= Work to do =
Reproduce the material in full, exactly as written.

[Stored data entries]
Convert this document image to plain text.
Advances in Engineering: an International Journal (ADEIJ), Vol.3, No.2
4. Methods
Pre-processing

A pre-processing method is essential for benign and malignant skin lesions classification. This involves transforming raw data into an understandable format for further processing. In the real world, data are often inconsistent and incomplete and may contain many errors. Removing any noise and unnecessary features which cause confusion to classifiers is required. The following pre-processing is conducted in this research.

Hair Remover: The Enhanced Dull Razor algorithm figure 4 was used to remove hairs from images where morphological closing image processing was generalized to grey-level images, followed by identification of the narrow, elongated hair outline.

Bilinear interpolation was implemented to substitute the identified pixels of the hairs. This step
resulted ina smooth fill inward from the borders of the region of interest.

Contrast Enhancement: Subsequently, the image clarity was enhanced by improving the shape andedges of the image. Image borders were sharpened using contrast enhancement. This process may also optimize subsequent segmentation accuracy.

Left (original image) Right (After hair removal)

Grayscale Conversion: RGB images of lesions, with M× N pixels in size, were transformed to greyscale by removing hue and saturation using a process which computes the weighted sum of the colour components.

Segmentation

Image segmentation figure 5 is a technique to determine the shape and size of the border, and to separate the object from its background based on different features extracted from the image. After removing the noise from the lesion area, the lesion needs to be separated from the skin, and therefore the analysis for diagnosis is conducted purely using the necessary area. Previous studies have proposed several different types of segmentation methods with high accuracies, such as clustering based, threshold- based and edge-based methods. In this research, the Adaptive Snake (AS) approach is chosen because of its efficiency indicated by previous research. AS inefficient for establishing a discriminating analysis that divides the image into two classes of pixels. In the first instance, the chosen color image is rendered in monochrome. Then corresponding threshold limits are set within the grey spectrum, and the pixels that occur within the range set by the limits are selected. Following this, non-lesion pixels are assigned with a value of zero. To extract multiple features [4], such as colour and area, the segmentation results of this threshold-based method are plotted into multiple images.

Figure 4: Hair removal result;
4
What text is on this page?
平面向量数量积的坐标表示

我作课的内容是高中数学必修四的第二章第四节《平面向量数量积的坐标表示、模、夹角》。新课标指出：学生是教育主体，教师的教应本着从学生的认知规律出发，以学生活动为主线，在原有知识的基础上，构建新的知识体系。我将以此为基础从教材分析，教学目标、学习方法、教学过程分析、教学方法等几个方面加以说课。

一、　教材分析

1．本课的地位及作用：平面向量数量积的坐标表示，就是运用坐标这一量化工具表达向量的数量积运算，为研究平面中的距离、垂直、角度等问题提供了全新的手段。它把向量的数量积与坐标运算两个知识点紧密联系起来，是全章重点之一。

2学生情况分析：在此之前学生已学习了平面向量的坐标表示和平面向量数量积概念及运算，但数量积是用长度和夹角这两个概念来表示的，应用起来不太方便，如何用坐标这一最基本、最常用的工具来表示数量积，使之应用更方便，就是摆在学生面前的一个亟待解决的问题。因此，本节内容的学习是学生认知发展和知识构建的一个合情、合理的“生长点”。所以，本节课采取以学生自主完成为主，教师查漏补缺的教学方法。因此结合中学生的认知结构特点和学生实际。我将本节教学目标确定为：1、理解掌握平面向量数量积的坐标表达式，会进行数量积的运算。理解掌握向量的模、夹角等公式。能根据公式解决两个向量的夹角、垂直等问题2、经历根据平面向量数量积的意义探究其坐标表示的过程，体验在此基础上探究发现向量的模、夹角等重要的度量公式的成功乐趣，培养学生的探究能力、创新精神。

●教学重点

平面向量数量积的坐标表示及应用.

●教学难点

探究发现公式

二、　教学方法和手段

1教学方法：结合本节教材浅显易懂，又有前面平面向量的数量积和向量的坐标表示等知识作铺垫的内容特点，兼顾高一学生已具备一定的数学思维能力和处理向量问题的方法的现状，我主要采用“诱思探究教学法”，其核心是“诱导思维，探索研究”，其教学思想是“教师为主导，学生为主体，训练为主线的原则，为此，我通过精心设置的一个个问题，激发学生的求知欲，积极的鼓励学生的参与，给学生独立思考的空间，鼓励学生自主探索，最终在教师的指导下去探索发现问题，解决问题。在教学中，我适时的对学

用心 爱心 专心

= Response to the task =
Convert this document image to plain text.
Advances in Engineering: an International Journal (ADEIJ), Vol.3, No.2
4. Methods
Pre-processing

A pre-processing method is essential for benign and malignant skin lesions classification. This involves transforming raw data into an understandable format for further processing. In the real world, data are often inconsistent and incomplete and may contain many errors. Removing any noise and unnecessary features which cause confusion to classifiers is required. The following pre-processing is conducted in this research.

Hair Remover: The Enhanced Dull Razor algorithm figure 4 was used to remove hairs from images where morphological closing image processing was generalized to grey-level images, followed by identification of the narrow, elongated hair outline.

Bilinear interpolation was implemented to substitute the identified pixels of the hairs. This step
resulted ina smooth fill inward from the borders of the region of interest.

Contrast Enhancement: Subsequently, the image clarity was enhanced by improving the shape andedges of the image. Image borders were sharpened using contrast enhancement. This process may also optimize subsequent segmentation accuracy.

Left (original image) Right (After hair removal)

Grayscale Conversion: RGB images of lesions, with M× N pixels in size, were transformed to greyscale by removing hue and saturation using a process which computes the weighted sum of the colour components.

Segmentation

Image segmentation figure 5 is a technique to determine the shape and size of the border, and to separate the object from its background based on different features extracted from the image. After removing the noise from the lesion area, the lesion needs to be separated from the skin, and therefore the analysis for diagnosis is conducted purely using the necessary area. Previous studies have proposed several different types of segmentation methods with high accuracies, such as clustering based, threshold- based and edge-based methods. In this research, the Adaptive Snake (AS) approach is chosen because of its efficiency indicated by previous research. AS inefficient for establishing a discriminating analysis that divides the image into two classes of pixels. In the first instance, the chosen color image is rendered in monochrome. Then corresponding threshold limits are set within the grey spectrum, and the pixels that occur within the range set by the limits are selected. Following this, non-lesion pixels are assigned with a value of zero. To extract multiple features [4], such as colour and area, the segmentation results of this threshold-based method are plotted into multiple images.

Figure 4: Hair removal result;
4
What text is on this page?
平面向量数量积的坐标表示

我作课的内容是高中数学必修四的第二章第四节《平面向量数量积的坐标表示、模、夹角》。新课标指出：学生是教育主体，教师的教应本着从学生的认知规律出发，以学生活动为主线，在原有知识的基础上，构建新的知识体系。我将以此为基础从教材分析，教学目标、学习方法、教学过程分析、教学方法等几个方面加以说课。

一、　教材分析

1．本课的地位及作用：平面向量数量积的坐标表示，就是运用坐标这一量化工具表达向量的数量积运算，为研究平面中的距离、垂直、角度等问题提供了全新的手段。它把向量的数量积与坐标运算两个知识点紧密联系起来，是全章重点之一。

2学生情况分析：在此之前学生已学习了平面向量的坐标表示和平面向量数量积概念及运算，但数量积是用长度和夹角这两个概念来表示的，应用起来不太方便，如何用坐标这一最基本、最常用的工具来表示数量积，使之应用更方便，就是摆在学生面前的一个亟待解决的问题。因此，本节内容的学习是学生认知发展和知识构建的一个合情、合理的“生长点”。所以，本节课采取以学生自主完成为主，教师查漏补缺的教学方法。因此结合中学生的认知结构特点和学生实际。我将本节教学目标确定为：1、理解掌握平面向量数量积的坐标表达式，会进行数量积的运算。理解掌握向量的模、夹角等公式。能根据公式解决两个向量的夹角、垂直等问题2、经历根据平面向量数量积的意义探究其坐标表示的过程，体验在此基础上探究发现向量的模、夹角等重要的度量公式的成功乐趣，培养学生的探究能力、创新精神。

●教学重点

平面向量数量积的坐标表示及应用.

●教学难点

探究发现公式

二、　教学方法和手段

1教学方法：结合本节教材浅显易懂，又有前面平面向量的数量积和向量的坐标表示等知识作铺垫的内容特点，兼顾高一学生已具备一定的数学思维能力和处理向量问题的方法的现状，我主要采用“诱思探究教学法”，其核心是“诱导思维，探索研究”，其教学思想是“教师为主导，学生为主体，训练为主线的原则，为此，我通过精心设置的一个个问题，激发学生的求知欲，积极的鼓励学生的参与，给学生独立思考的空间，鼓励学生自主探索，最终在教师的指导下去探索发现问题，解决问题。在教学中，我适时的对学

用心 爱心 专心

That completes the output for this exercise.